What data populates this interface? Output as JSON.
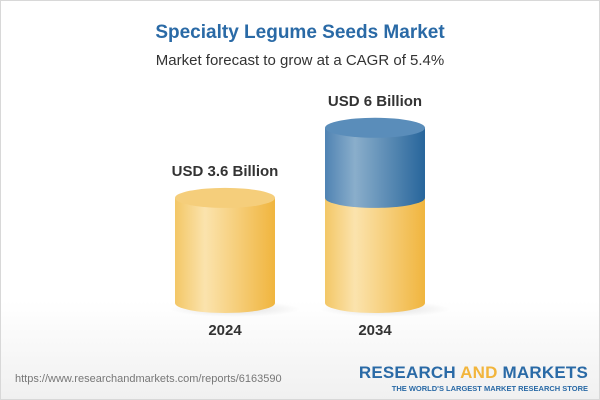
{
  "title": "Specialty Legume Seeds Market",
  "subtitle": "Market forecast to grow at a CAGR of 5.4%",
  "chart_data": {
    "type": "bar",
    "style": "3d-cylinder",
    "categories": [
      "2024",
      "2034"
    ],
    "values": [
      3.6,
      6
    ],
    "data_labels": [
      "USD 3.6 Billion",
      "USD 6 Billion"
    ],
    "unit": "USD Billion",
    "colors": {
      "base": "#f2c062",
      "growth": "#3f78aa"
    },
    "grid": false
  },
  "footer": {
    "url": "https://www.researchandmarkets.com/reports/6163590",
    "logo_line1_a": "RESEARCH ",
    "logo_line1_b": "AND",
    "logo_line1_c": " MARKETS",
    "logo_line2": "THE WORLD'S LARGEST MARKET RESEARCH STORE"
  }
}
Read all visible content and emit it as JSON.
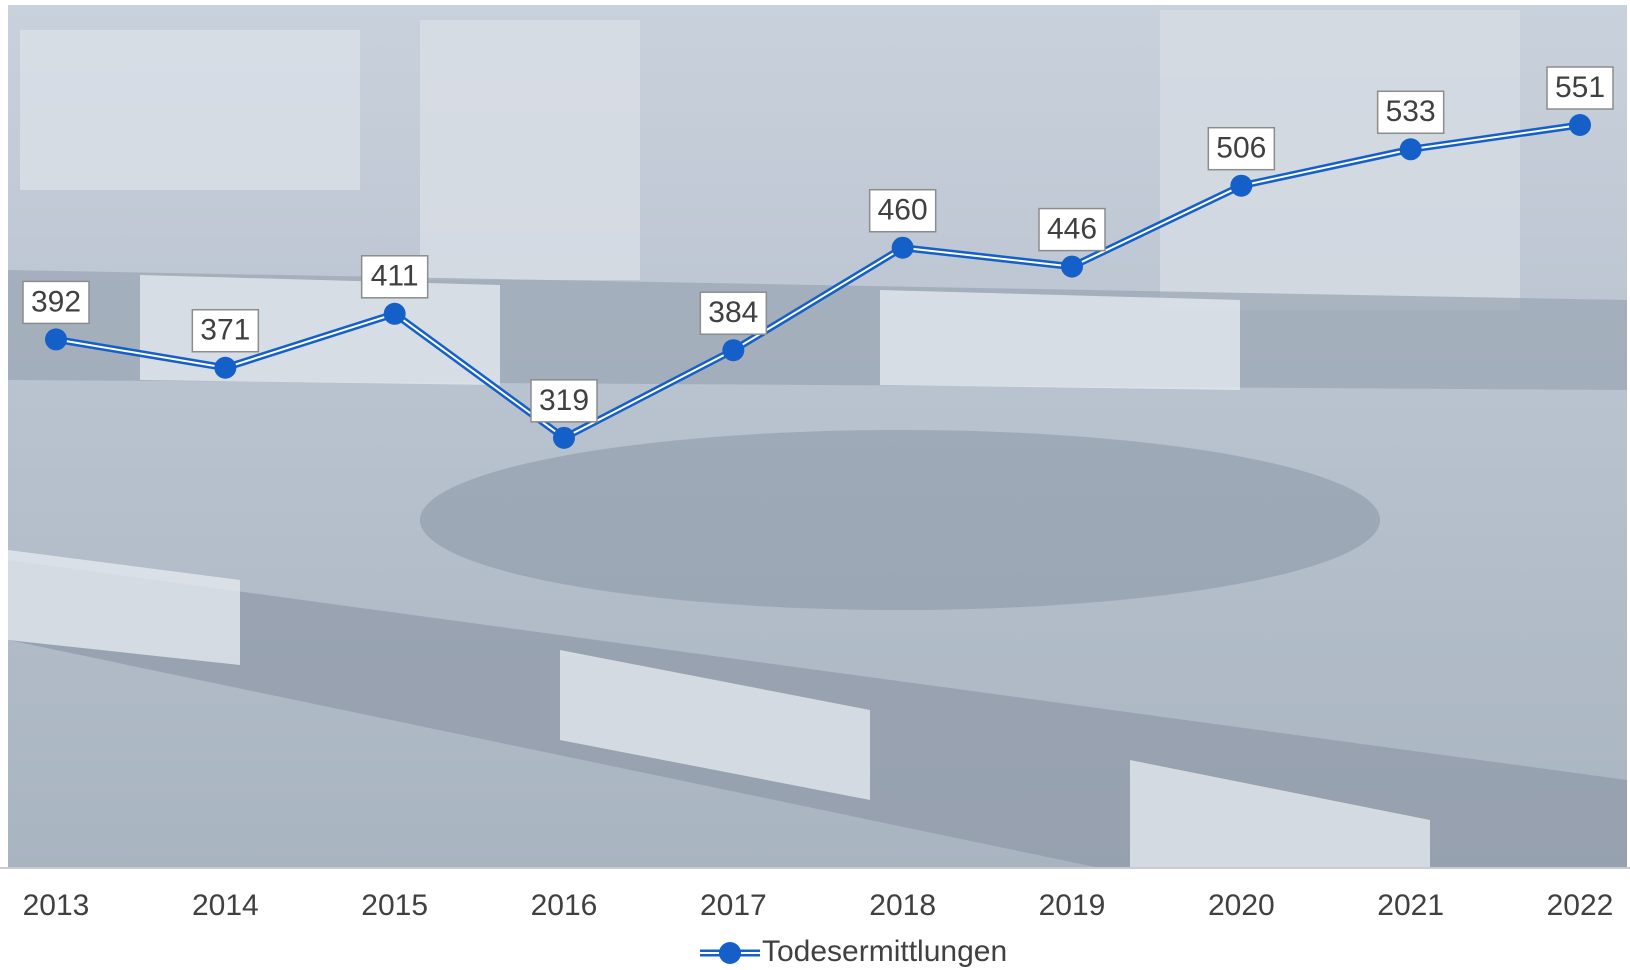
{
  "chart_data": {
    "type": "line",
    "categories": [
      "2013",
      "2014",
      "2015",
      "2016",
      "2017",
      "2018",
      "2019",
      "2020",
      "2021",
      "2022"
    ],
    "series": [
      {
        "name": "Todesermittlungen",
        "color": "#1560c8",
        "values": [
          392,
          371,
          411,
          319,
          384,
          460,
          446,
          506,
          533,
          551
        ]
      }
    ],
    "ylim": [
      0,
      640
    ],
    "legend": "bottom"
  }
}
# # # # # # #
• **Set task**: All preceding records should be duplicated verbatim, images excepted.

• **Answer to the exercise**:
What data populates this interface? Output as JSON.
{
  "title": "Specialty Legume Seeds Market",
  "subtitle": "Market forecast to grow at a CAGR of 5.4%",
  "chart_data": {
    "type": "bar",
    "style": "3d-cylinder",
    "categories": [
      "2024",
      "2034"
    ],
    "values": [
      3.6,
      6
    ],
    "data_labels": [
      "USD 3.6 Billion",
      "USD 6 Billion"
    ],
    "unit": "USD Billion",
    "colors": {
      "base": "#f2c062",
      "growth": "#3f78aa"
    },
    "grid": false
  },
  "footer": {
    "url": "https://www.researchandmarkets.com/reports/6163590",
    "logo_line1_a": "RESEARCH ",
    "logo_line1_b": "AND",
    "logo_line1_c": " MARKETS",
    "logo_line2": "THE WORLD'S LARGEST MARKET RESEARCH STORE"
  }
}
Read all visible content and emit it as JSON.
{
  "chart_data": {
    "type": "line",
    "categories": [
      "2013",
      "2014",
      "2015",
      "2016",
      "2017",
      "2018",
      "2019",
      "2020",
      "2021",
      "2022"
    ],
    "series": [
      {
        "name": "Todesermittlungen",
        "color": "#1560c8",
        "values": [
          392,
          371,
          411,
          319,
          384,
          460,
          446,
          506,
          533,
          551
        ]
      }
    ],
    "ylim": [
      0,
      640
    ],
    "legend": "bottom"
  }
}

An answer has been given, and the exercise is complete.